• **Set exercise**:
Among the entries below, find how many lines carry the word "xlabel" and state only that figure.

• **Task input**:
-------------------------
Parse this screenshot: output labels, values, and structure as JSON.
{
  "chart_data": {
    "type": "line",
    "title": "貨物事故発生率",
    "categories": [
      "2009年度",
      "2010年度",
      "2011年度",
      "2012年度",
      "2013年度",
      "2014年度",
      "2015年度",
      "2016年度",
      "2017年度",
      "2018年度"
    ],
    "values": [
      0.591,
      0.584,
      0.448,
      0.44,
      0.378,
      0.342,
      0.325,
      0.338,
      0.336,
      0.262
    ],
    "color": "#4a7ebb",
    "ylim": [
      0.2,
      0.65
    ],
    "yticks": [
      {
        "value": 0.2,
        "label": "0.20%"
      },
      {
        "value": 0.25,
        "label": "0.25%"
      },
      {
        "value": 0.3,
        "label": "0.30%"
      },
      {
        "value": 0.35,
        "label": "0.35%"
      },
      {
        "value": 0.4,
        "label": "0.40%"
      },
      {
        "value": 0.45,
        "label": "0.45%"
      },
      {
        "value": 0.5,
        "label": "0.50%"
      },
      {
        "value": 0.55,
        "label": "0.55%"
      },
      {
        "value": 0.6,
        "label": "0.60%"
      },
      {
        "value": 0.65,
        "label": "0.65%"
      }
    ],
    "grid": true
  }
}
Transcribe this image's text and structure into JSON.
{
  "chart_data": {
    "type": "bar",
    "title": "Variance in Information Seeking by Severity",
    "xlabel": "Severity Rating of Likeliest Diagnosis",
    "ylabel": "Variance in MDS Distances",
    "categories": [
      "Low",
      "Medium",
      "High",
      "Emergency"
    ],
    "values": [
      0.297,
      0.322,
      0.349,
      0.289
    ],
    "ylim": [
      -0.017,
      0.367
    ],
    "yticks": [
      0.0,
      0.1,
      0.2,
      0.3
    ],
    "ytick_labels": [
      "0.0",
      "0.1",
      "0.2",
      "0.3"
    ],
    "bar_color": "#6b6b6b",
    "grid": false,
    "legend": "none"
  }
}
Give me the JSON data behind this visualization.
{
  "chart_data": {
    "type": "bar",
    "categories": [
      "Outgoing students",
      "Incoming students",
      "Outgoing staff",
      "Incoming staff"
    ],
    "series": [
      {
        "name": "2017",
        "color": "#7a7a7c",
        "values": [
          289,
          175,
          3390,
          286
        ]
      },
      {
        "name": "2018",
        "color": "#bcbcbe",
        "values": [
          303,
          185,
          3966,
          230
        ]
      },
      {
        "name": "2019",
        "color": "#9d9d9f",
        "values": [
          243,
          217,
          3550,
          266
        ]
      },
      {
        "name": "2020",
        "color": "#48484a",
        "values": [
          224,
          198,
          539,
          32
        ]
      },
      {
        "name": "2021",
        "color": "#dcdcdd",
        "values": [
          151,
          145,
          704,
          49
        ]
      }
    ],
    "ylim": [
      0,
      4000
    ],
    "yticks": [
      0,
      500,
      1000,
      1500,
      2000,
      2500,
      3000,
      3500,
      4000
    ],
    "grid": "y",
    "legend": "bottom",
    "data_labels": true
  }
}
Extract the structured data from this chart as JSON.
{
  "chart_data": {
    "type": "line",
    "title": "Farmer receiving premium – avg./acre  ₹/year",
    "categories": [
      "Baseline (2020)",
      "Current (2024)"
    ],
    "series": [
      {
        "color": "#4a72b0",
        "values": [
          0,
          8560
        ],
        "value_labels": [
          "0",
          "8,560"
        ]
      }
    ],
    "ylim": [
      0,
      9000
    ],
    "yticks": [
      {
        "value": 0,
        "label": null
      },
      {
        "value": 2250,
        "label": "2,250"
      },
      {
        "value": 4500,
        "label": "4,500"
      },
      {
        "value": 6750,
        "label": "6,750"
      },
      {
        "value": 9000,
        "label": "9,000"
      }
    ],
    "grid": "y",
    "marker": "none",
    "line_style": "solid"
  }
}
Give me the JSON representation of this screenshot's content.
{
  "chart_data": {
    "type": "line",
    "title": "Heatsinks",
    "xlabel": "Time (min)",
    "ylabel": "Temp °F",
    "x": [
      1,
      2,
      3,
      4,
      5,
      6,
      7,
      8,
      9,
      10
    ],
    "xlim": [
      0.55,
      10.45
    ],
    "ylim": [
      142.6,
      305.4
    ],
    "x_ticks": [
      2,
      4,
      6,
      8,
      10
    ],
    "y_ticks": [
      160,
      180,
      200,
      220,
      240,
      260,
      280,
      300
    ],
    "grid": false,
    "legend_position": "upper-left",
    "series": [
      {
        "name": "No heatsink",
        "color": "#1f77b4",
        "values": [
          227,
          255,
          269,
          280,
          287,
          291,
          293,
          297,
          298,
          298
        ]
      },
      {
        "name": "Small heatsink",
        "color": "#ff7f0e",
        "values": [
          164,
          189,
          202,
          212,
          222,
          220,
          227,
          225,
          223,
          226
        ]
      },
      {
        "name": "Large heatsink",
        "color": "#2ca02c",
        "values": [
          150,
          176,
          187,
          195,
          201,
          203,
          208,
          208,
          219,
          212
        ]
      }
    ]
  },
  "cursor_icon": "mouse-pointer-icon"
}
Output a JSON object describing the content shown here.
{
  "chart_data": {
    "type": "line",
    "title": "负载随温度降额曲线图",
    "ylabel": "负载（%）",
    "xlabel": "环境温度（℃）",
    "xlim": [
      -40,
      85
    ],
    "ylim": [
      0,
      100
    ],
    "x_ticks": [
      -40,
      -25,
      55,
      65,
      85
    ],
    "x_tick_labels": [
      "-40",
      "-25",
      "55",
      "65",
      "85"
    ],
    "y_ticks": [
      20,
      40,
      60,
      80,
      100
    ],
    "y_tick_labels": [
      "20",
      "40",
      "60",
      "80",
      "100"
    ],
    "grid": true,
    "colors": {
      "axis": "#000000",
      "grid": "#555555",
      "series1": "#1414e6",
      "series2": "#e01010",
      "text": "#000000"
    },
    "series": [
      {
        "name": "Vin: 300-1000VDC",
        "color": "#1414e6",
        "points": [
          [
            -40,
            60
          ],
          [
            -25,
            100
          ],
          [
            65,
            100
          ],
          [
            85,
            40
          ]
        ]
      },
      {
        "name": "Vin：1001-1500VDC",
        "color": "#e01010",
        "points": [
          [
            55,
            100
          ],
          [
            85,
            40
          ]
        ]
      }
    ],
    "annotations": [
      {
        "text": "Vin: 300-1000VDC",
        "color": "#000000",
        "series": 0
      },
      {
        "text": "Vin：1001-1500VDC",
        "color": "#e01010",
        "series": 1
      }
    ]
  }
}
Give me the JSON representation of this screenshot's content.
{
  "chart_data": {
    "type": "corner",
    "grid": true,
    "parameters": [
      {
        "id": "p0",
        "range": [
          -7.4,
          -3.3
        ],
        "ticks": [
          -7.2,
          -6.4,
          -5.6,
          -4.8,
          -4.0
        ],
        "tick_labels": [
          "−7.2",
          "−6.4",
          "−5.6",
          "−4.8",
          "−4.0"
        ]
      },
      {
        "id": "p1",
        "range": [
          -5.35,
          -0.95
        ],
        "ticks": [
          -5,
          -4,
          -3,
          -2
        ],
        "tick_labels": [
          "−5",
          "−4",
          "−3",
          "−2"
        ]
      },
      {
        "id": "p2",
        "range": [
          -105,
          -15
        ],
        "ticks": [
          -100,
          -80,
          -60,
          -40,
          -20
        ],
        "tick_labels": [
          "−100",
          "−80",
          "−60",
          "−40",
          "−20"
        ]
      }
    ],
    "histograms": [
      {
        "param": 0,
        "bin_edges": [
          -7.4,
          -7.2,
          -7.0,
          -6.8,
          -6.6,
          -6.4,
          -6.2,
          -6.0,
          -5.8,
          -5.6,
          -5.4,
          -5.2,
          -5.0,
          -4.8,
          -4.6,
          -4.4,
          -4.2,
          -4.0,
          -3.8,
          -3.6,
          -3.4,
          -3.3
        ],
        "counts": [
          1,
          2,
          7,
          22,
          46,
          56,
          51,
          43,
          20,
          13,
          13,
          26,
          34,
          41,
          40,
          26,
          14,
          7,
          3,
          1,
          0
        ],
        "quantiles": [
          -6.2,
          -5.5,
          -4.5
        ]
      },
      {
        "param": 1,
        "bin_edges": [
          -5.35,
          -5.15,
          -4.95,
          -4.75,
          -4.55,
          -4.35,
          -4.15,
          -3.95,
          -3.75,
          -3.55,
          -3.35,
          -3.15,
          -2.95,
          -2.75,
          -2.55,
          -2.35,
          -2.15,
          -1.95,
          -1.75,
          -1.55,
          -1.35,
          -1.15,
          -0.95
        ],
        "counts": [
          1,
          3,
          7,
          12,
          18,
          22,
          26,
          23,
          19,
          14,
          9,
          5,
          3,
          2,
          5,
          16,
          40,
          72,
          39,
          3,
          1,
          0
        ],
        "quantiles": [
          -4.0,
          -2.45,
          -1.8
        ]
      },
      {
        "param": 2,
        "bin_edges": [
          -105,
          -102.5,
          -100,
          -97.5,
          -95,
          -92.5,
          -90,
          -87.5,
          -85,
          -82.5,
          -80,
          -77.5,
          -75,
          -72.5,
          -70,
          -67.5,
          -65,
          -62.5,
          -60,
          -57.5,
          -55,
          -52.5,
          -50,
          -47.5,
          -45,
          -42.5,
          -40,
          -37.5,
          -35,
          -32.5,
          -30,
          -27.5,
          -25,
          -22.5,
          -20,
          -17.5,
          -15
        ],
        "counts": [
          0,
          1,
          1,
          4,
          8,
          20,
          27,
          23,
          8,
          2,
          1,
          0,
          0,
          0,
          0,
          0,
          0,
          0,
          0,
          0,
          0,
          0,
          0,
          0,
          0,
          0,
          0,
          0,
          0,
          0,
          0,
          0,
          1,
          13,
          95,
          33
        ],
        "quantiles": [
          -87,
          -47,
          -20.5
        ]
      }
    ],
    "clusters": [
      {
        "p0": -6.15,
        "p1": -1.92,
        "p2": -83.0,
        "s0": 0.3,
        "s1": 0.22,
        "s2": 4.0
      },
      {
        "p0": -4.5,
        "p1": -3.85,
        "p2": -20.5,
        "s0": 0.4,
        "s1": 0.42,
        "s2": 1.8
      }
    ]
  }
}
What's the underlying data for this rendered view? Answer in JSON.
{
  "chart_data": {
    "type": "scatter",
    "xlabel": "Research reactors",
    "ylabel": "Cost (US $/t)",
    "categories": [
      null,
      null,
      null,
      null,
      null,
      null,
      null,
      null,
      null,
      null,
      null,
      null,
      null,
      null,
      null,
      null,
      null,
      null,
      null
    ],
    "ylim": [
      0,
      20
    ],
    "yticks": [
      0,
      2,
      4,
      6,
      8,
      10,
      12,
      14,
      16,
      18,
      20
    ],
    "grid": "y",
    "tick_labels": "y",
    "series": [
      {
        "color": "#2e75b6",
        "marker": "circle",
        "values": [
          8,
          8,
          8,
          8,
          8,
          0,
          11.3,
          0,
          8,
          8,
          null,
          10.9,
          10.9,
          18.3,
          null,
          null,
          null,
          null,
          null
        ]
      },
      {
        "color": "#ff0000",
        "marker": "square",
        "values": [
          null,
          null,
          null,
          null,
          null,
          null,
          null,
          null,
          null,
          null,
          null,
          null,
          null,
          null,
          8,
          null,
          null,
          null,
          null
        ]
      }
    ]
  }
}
-------------------------
• **Worked answer**:
4